*Directions for this task*.
In the listing that follows, count each line containing the string "columns" and report only the count.

*Data extract*.
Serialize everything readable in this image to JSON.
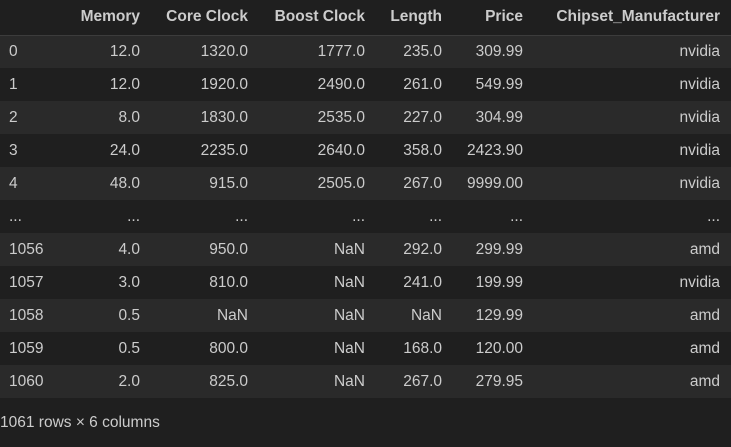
{
  "table": {
    "columns": [
      "",
      "Memory",
      "Core Clock",
      "Boost Clock",
      "Length",
      "Price",
      "Chipset_Manufacturer"
    ],
    "rows": [
      [
        "0",
        "12.0",
        "1320.0",
        "1777.0",
        "235.0",
        "309.99",
        "nvidia"
      ],
      [
        "1",
        "12.0",
        "1920.0",
        "2490.0",
        "261.0",
        "549.99",
        "nvidia"
      ],
      [
        "2",
        "8.0",
        "1830.0",
        "2535.0",
        "227.0",
        "304.99",
        "nvidia"
      ],
      [
        "3",
        "24.0",
        "2235.0",
        "2640.0",
        "358.0",
        "2423.90",
        "nvidia"
      ],
      [
        "4",
        "48.0",
        "915.0",
        "2505.0",
        "267.0",
        "9999.00",
        "nvidia"
      ],
      [
        "...",
        "...",
        "...",
        "...",
        "...",
        "...",
        "..."
      ],
      [
        "1056",
        "4.0",
        "950.0",
        "NaN",
        "292.0",
        "299.99",
        "amd"
      ],
      [
        "1057",
        "3.0",
        "810.0",
        "NaN",
        "241.0",
        "199.99",
        "nvidia"
      ],
      [
        "1058",
        "0.5",
        "NaN",
        "NaN",
        "NaN",
        "129.99",
        "amd"
      ],
      [
        "1059",
        "0.5",
        "800.0",
        "NaN",
        "168.0",
        "120.00",
        "amd"
      ],
      [
        "1060",
        "2.0",
        "825.0",
        "NaN",
        "267.0",
        "279.95",
        "amd"
      ]
    ]
  },
  "footer": {
    "shape_text": "1061 rows × 6 columns"
  },
  "colors": {
    "background": "#1f1f1f",
    "row_stripe": "#2a2a2a",
    "text": "#cccccc"
  }
}
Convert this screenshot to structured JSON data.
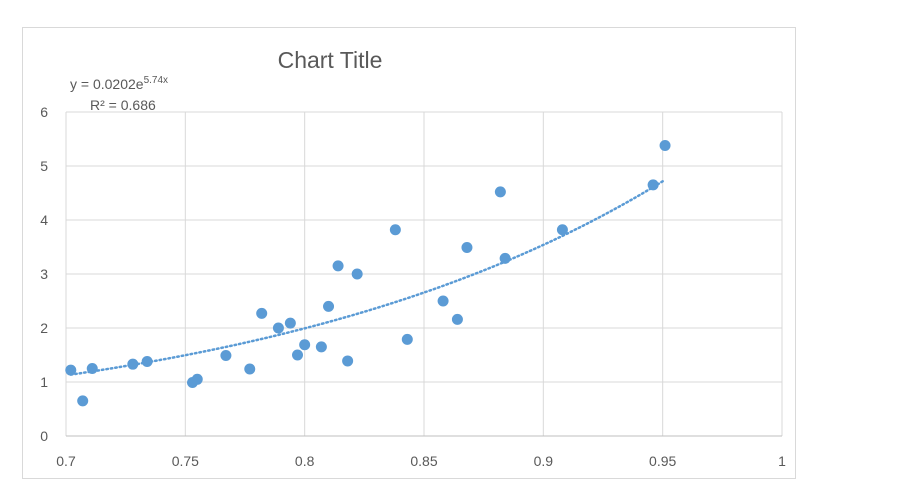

*Answer*.
2